STORED ROWS
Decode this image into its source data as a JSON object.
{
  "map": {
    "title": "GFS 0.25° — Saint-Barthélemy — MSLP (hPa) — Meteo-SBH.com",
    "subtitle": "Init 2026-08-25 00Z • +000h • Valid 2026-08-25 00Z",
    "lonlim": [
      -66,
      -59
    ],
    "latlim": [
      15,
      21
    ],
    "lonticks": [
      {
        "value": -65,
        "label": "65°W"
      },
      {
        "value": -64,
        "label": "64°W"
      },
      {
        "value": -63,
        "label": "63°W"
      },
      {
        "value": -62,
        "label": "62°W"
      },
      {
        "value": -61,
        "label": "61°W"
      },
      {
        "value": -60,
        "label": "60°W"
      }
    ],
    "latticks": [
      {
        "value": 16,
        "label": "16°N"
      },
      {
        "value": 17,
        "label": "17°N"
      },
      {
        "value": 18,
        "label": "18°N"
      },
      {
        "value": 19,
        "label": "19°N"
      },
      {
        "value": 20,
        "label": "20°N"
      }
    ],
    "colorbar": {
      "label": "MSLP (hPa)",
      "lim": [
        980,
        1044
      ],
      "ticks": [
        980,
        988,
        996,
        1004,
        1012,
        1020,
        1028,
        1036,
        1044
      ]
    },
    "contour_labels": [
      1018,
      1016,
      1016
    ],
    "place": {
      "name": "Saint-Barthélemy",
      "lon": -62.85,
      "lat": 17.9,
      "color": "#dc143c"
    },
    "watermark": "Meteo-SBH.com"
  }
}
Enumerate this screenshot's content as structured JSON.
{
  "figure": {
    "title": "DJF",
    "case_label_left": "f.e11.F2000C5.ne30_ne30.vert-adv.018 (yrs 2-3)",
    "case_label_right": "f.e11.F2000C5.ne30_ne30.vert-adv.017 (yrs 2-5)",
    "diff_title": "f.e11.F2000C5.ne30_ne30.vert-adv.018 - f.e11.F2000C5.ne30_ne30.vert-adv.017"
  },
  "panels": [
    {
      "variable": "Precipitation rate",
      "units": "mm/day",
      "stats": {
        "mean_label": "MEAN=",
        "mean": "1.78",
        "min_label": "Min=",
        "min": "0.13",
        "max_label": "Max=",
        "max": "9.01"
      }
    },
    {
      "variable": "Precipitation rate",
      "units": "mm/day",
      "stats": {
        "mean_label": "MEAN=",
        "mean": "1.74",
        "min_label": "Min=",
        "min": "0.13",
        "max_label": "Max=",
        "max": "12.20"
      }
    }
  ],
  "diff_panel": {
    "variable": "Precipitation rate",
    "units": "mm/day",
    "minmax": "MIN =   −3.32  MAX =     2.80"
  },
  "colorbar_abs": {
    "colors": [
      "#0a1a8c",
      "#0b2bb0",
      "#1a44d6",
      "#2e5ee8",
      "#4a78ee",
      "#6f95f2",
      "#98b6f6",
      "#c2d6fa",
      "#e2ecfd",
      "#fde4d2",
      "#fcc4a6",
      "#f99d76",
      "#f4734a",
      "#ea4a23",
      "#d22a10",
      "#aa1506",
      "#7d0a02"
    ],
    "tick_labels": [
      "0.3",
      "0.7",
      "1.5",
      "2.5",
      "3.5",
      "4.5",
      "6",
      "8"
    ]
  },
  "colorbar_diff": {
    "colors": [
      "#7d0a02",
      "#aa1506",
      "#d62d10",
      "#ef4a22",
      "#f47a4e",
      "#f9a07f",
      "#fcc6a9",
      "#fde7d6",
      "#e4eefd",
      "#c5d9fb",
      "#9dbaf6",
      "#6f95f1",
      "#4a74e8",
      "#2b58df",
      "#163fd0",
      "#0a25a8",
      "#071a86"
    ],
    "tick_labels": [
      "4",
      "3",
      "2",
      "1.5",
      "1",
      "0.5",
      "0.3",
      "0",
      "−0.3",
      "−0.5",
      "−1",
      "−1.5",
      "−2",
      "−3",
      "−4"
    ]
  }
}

WRITTEN INSTRUCTION
Where a line of the entries contains the word "Meteo", copy that line.

RESPONSE TO THIS TASK
    "title": "GFS 0.25° — Saint-Barthélemy — MSLP (hPa) — Meteo-SBH.com",
    "watermark": "Meteo-SBH.com"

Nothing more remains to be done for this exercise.